Task brief: Print exactly, and only, the lines running from the line containing "Convert this screenshot" through the end of the records below.

The input:

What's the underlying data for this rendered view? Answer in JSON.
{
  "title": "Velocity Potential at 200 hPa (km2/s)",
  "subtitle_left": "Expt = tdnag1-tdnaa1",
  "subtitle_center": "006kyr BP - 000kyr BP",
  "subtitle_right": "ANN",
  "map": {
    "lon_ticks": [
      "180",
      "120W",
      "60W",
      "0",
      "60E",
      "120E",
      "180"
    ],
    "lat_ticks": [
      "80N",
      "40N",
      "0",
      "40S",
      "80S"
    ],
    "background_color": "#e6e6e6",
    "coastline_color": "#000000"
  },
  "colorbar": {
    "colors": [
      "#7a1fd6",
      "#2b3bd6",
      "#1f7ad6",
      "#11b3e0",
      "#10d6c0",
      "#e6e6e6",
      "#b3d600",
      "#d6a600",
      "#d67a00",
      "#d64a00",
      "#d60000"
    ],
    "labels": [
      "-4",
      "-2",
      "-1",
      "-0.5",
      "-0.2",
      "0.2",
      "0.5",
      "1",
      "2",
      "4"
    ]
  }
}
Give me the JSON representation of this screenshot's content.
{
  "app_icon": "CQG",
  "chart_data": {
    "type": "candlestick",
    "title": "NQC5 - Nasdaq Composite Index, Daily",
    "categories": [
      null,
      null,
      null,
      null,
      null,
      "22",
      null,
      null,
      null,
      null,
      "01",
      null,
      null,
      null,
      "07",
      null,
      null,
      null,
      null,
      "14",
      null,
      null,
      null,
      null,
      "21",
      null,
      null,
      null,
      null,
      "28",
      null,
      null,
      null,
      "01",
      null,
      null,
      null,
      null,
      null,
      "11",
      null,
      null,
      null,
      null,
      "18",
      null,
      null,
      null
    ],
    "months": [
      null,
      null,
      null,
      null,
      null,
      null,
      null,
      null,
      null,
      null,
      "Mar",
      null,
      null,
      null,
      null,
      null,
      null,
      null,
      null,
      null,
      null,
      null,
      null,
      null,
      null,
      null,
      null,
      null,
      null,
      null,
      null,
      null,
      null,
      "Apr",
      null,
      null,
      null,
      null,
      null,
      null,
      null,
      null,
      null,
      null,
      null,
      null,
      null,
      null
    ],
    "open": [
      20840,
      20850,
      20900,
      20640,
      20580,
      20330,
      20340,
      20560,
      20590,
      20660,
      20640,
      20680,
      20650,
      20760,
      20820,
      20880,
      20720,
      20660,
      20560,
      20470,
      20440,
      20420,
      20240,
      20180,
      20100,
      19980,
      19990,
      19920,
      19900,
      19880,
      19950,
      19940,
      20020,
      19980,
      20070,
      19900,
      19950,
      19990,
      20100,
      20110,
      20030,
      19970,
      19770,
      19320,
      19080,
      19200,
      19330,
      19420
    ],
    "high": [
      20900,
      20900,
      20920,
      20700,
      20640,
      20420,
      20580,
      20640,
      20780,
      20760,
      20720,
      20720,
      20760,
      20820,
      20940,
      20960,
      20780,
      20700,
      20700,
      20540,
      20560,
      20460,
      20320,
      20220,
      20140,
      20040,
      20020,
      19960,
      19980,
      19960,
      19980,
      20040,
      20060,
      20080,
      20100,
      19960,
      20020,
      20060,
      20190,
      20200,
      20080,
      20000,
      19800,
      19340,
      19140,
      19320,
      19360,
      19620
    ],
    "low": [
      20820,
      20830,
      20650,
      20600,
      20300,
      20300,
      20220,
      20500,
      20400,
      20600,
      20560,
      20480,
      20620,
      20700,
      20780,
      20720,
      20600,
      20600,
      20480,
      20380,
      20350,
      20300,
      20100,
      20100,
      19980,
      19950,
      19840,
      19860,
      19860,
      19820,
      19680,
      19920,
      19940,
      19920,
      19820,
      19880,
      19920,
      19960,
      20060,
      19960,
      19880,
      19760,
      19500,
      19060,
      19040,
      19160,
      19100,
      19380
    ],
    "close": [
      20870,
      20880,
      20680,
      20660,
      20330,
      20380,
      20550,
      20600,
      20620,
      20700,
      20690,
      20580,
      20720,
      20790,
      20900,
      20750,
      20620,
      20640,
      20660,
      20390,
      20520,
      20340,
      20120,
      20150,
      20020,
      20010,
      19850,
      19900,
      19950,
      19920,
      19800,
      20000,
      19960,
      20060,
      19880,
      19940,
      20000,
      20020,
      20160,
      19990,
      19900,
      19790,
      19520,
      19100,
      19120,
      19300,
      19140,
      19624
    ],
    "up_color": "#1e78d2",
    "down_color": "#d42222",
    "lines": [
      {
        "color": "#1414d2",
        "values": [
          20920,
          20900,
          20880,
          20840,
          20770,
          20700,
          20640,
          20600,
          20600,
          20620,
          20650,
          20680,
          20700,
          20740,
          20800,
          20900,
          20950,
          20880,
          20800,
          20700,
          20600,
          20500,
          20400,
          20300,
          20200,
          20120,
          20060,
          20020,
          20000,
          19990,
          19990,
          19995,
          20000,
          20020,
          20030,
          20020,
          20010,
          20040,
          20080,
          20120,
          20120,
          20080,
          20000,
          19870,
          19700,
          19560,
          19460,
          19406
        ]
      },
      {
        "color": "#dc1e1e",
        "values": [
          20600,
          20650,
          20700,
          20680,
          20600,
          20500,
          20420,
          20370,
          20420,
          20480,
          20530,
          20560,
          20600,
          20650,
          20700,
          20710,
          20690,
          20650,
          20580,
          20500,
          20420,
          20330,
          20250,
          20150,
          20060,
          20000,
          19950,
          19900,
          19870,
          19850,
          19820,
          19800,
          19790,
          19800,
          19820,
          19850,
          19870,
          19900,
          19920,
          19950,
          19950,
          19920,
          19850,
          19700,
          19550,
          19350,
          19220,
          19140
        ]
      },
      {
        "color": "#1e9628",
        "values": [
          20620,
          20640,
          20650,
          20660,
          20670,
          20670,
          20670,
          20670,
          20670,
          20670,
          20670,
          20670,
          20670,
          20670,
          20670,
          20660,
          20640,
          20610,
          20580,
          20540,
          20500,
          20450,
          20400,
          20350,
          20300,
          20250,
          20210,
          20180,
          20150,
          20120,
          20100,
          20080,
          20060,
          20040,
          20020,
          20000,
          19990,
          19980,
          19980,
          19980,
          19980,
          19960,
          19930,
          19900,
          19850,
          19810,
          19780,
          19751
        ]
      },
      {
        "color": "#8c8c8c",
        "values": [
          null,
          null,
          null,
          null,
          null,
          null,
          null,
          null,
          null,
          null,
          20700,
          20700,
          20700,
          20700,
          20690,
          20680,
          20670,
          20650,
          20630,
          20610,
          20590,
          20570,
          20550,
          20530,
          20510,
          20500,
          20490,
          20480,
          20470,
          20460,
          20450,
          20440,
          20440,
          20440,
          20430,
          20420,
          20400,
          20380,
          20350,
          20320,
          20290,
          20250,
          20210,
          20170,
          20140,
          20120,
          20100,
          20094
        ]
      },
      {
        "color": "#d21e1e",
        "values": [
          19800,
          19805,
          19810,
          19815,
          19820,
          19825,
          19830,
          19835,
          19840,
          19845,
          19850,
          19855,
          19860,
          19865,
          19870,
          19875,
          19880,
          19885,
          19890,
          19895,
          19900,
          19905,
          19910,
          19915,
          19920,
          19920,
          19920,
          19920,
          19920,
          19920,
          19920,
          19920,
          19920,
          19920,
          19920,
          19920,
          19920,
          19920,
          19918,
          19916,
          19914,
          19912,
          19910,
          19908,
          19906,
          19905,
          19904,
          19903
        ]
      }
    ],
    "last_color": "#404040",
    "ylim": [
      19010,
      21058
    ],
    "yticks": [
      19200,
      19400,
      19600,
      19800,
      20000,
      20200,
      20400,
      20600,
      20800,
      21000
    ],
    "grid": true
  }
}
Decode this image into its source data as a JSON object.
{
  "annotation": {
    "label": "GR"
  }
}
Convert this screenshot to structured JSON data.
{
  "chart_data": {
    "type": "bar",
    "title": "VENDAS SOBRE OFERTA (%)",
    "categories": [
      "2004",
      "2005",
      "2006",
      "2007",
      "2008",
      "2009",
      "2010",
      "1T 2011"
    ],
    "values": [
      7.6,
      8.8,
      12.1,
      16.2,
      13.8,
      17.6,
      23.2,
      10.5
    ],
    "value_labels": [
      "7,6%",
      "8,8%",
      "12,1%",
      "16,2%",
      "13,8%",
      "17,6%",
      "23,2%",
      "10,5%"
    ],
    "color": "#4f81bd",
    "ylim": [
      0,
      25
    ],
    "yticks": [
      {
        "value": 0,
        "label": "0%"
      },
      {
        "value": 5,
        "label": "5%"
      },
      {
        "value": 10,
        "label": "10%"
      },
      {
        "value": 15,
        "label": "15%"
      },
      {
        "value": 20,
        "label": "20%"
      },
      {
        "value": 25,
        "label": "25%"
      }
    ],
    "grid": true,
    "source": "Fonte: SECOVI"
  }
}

Output for this task:
Convert this screenshot to structured JSON data.
{
  "chart_data": {
    "type": "bar",
    "title": "VENDAS SOBRE OFERTA (%)",
    "categories": [
      "2004",
      "2005",
      "2006",
      "2007",
      "2008",
      "2009",
      "2010",
      "1T 2011"
    ],
    "values": [
      7.6,
      8.8,
      12.1,
      16.2,
      13.8,
      17.6,
      23.2,
      10.5
    ],
    "value_labels": [
      "7,6%",
      "8,8%",
      "12,1%",
      "16,2%",
      "13,8%",
      "17,6%",
      "23,2%",
      "10,5%"
    ],
    "color": "#4f81bd",
    "ylim": [
      0,
      25
    ],
    "yticks": [
      {
        "value": 0,
        "label": "0%"
      },
      {
        "value": 5,
        "label": "5%"
      },
      {
        "value": 10,
        "label": "10%"
      },
      {
        "value": 15,
        "label": "15%"
      },
      {
        "value": 20,
        "label": "20%"
      },
      {
        "value": 25,
        "label": "25%"
      }
    ],
    "grid": true,
    "source": "Fonte: SECOVI"
  }
}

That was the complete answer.